Determine the number of lines where "What" occurs and reply with that number by itself.

Start Exercise data

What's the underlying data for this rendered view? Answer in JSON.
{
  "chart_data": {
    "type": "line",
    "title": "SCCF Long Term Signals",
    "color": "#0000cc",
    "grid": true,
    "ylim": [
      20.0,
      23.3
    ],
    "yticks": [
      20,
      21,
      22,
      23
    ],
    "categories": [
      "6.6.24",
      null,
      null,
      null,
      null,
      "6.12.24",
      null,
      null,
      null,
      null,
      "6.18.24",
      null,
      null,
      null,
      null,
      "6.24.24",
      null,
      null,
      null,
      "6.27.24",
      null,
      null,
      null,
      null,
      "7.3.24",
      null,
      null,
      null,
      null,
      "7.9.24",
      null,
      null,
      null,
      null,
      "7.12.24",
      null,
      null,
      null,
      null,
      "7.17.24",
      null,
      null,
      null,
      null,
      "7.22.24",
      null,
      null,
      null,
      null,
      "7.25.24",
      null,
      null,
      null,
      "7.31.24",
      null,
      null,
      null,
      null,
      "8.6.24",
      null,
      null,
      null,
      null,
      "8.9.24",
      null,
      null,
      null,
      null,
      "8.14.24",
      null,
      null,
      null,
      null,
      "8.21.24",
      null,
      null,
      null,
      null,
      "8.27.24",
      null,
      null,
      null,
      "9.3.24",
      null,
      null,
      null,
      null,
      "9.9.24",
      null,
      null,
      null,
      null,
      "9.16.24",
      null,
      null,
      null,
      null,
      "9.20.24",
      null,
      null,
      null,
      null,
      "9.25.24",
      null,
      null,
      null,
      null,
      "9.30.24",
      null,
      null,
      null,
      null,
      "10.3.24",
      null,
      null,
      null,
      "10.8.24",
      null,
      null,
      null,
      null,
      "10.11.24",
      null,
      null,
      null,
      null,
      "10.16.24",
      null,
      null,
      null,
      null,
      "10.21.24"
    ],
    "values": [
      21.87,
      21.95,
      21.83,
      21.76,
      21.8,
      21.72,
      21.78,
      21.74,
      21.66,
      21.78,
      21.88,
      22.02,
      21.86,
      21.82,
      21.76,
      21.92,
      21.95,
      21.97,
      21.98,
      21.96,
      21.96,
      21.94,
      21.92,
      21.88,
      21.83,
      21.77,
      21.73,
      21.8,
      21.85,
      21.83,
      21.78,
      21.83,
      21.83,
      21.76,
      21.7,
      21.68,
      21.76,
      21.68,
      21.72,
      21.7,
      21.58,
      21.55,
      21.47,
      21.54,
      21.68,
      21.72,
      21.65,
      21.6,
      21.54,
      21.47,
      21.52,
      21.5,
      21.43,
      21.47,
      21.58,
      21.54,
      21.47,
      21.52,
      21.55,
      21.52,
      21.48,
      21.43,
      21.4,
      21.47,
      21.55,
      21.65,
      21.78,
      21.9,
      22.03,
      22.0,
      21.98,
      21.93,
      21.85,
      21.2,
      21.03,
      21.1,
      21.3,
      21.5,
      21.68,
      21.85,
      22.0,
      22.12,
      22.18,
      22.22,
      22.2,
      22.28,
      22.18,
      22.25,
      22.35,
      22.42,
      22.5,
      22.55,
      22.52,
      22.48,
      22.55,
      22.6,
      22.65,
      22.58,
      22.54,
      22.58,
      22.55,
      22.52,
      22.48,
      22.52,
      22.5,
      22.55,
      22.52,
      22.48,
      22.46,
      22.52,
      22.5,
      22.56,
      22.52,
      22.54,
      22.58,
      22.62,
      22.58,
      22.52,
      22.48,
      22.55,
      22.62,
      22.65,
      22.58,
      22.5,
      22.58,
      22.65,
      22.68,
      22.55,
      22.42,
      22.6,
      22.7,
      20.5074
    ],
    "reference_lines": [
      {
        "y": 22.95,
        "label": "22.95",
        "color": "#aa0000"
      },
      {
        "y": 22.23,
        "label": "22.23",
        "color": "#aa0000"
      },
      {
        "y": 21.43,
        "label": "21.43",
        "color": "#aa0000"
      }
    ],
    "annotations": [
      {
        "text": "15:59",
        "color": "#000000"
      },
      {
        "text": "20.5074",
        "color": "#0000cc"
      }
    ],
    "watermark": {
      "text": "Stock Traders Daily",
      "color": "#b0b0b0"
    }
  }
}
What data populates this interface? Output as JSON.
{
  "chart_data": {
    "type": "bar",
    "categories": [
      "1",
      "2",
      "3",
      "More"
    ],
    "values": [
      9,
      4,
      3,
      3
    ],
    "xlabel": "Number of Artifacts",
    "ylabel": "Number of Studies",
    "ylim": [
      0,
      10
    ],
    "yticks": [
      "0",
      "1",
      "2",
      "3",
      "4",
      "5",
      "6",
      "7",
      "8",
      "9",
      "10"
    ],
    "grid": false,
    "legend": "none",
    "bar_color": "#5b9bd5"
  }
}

End Exercise data

◆ Output of the task ◆
2